======== Input records ========

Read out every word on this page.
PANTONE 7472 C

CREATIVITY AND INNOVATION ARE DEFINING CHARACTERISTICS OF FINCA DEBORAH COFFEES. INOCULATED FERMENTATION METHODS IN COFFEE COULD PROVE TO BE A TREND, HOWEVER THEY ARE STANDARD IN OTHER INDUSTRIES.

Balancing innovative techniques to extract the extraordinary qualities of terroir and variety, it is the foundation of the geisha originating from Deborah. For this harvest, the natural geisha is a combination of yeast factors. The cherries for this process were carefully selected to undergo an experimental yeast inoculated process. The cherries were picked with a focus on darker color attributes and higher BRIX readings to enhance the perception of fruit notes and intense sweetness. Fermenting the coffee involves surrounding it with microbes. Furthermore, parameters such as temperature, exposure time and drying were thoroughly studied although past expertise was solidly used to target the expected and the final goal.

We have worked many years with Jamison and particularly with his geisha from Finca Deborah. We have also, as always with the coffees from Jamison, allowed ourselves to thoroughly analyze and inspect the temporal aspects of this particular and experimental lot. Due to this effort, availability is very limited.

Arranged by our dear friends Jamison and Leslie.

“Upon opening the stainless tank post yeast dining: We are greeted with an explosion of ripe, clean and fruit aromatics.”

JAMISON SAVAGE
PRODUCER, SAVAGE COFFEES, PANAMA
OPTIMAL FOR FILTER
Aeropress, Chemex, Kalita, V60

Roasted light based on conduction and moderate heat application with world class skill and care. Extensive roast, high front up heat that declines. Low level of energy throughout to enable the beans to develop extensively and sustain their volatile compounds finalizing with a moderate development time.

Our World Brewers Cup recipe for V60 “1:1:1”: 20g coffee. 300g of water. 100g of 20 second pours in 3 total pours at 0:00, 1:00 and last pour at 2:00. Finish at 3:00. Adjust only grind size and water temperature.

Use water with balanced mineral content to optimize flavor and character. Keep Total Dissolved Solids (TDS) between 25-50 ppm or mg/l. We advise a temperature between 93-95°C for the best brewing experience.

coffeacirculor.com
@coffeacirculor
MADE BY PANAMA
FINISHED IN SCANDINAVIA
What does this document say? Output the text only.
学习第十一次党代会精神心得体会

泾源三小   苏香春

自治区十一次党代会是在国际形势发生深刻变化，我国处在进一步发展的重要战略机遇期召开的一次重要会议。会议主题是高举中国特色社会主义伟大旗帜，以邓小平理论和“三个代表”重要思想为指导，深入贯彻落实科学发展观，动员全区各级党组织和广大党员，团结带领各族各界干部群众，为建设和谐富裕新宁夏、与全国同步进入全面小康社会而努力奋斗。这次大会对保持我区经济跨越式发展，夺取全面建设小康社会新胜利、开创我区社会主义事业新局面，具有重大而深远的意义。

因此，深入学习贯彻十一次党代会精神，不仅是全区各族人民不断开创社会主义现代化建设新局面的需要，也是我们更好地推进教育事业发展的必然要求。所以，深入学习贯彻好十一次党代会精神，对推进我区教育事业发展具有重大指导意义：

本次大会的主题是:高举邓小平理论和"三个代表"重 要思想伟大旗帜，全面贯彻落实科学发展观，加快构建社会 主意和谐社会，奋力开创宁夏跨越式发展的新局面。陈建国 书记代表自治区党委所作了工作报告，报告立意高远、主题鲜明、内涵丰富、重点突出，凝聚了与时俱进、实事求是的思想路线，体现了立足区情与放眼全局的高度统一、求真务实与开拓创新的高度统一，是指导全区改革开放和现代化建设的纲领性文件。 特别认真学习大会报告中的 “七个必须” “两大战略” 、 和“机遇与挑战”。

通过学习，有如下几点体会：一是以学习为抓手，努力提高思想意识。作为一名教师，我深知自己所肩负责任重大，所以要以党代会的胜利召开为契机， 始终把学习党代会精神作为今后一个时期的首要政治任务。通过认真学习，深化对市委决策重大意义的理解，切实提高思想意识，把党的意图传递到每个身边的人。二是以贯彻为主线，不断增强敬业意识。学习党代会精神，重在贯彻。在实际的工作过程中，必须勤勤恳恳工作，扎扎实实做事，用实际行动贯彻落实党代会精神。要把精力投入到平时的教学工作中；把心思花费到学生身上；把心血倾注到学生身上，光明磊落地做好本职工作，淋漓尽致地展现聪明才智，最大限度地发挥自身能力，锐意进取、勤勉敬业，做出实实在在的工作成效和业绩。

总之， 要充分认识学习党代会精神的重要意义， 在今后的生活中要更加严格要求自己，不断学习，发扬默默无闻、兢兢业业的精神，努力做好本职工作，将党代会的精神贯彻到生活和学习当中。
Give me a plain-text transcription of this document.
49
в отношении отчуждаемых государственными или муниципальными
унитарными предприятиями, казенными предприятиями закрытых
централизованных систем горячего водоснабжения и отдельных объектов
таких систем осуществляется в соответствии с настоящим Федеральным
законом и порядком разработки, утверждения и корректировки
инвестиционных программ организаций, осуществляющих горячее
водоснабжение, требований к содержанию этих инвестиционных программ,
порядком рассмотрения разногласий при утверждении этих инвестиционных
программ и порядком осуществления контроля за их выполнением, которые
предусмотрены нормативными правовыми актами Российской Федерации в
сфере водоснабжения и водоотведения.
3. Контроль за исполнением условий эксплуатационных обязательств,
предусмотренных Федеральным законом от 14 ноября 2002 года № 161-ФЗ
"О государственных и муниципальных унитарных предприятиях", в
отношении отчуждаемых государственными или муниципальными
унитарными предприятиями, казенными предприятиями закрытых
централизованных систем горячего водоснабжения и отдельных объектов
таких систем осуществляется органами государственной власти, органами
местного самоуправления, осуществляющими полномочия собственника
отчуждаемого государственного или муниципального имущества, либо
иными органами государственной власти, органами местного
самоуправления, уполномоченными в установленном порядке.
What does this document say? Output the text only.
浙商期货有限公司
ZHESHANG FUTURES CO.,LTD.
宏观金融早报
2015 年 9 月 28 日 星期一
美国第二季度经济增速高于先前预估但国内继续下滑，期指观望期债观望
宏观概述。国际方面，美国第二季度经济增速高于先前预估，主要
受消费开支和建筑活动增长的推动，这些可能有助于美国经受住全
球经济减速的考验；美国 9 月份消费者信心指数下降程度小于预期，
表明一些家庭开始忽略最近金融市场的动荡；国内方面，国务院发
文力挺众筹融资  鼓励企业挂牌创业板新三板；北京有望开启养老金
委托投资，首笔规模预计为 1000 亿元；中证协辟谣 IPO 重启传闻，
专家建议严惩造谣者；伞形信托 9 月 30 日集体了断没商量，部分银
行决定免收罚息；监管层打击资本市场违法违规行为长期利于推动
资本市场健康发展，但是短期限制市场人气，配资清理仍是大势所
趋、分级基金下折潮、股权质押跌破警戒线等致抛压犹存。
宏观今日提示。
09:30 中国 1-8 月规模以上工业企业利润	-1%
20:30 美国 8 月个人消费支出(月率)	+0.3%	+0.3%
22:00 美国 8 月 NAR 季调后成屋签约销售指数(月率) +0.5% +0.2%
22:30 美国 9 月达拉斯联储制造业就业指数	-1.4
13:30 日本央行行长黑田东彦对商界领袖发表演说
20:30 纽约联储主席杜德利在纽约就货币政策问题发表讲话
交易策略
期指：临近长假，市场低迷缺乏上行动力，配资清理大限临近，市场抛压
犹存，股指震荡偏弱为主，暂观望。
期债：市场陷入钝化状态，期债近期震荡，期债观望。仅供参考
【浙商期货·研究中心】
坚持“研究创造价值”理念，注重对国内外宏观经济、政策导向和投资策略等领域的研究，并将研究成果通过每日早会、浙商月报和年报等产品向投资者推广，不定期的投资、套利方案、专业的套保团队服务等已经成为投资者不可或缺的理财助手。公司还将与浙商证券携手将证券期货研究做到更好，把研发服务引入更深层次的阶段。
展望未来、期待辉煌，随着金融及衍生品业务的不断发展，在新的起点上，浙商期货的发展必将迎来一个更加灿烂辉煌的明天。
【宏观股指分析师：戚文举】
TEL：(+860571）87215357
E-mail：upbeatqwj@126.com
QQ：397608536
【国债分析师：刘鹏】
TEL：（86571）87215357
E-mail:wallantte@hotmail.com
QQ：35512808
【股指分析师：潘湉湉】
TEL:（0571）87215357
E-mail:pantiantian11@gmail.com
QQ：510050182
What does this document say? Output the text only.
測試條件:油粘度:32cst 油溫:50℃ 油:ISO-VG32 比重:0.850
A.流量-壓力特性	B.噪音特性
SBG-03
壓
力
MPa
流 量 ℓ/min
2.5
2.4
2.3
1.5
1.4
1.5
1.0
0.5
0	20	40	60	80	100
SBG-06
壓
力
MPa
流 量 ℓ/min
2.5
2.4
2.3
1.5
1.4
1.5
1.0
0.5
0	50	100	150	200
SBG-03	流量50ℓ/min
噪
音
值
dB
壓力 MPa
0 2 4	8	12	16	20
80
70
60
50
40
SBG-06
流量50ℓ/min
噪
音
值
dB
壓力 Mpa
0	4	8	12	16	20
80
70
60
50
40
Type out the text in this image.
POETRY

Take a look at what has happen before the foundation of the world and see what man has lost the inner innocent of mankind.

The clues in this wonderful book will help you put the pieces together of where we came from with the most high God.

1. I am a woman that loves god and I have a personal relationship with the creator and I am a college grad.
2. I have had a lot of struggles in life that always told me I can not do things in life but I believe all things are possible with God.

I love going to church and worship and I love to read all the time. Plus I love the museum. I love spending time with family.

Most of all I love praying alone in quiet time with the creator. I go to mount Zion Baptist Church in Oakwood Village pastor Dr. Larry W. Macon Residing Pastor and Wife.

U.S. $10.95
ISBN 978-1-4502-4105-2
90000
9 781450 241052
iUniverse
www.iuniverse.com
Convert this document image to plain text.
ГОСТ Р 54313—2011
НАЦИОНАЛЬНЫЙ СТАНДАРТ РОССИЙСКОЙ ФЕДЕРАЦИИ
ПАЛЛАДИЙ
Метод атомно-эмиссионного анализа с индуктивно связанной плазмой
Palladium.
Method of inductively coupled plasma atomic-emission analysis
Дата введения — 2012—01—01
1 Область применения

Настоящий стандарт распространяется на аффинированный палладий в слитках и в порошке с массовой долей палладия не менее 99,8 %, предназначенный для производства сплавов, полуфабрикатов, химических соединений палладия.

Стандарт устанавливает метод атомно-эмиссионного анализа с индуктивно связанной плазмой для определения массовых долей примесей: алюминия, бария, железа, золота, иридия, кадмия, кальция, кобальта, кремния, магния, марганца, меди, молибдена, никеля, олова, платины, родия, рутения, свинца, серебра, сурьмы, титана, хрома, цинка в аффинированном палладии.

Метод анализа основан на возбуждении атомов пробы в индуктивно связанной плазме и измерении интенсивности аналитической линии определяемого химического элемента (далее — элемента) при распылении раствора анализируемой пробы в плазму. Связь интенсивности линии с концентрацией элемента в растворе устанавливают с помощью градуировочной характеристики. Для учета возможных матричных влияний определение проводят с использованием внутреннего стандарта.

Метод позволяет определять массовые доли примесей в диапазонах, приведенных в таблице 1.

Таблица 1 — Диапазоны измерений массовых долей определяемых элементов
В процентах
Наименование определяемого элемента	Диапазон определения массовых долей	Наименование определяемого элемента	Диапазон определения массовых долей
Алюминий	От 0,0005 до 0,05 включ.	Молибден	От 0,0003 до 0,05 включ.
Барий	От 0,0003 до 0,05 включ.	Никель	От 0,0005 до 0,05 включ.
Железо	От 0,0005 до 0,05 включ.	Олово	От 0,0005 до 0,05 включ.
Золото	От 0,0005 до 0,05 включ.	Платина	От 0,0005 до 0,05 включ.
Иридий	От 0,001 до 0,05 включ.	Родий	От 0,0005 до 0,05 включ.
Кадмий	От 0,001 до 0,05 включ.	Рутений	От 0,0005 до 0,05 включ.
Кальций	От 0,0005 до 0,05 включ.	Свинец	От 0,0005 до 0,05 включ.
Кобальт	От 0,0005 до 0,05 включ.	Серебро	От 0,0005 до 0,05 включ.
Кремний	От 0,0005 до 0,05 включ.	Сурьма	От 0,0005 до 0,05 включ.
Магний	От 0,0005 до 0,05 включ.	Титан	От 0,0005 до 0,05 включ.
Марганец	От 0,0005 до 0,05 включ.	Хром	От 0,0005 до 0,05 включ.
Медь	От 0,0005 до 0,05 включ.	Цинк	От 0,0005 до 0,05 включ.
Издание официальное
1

========

Count each line with "отчуждаемых" in it and report that figure by itself.

(Task solution) 2